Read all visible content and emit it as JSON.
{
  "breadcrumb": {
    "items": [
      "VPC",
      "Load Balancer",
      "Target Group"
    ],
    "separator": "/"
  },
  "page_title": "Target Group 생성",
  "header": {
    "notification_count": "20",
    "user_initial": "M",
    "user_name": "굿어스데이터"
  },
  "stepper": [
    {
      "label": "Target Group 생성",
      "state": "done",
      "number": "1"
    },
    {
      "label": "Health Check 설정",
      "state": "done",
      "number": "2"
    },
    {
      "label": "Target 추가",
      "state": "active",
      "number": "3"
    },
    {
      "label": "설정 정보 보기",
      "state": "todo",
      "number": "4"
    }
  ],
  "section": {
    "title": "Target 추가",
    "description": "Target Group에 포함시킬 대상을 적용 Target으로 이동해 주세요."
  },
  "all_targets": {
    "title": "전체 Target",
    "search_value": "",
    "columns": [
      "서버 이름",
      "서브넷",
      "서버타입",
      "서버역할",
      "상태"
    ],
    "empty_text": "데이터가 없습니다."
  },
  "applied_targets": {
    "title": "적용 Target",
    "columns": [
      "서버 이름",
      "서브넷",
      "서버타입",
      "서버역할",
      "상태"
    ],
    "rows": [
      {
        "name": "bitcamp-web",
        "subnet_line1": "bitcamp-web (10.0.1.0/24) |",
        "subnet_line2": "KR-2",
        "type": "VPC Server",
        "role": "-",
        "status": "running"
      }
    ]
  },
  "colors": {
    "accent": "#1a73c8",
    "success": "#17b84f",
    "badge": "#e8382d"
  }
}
==================================================
Problem description: The records above are to be copied in full, exactly as written.

Output of the exercise:
Read all visible content and emit it as JSON.
{
  "breadcrumb": {
    "items": [
      "VPC",
      "Load Balancer",
      "Target Group"
    ],
    "separator": "/"
  },
  "page_title": "Target Group 생성",
  "header": {
    "notification_count": "20",
    "user_initial": "M",
    "user_name": "굿어스데이터"
  },
  "stepper": [
    {
      "label": "Target Group 생성",
      "state": "done",
      "number": "1"
    },
    {
      "label": "Health Check 설정",
      "state": "done",
      "number": "2"
    },
    {
      "label": "Target 추가",
      "state": "active",
      "number": "3"
    },
    {
      "label": "설정 정보 보기",
      "state": "todo",
      "number": "4"
    }
  ],
  "section": {
    "title": "Target 추가",
    "description": "Target Group에 포함시킬 대상을 적용 Target으로 이동해 주세요."
  },
  "all_targets": {
    "title": "전체 Target",
    "search_value": "",
    "columns": [
      "서버 이름",
      "서브넷",
      "서버타입",
      "서버역할",
      "상태"
    ],
    "empty_text": "데이터가 없습니다."
  },
  "applied_targets": {
    "title": "적용 Target",
    "columns": [
      "서버 이름",
      "서브넷",
      "서버타입",
      "서버역할",
      "상태"
    ],
    "rows": [
      {
        "name": "bitcamp-web",
        "subnet_line1": "bitcamp-web (10.0.1.0/24) |",
        "subnet_line2": "KR-2",
        "type": "VPC Server",
        "role": "-",
        "status": "running"
      }
    ]
  },
  "colors": {
    "accent": "#1a73c8",
    "success": "#17b84f",
    "badge": "#e8382d"
  }
}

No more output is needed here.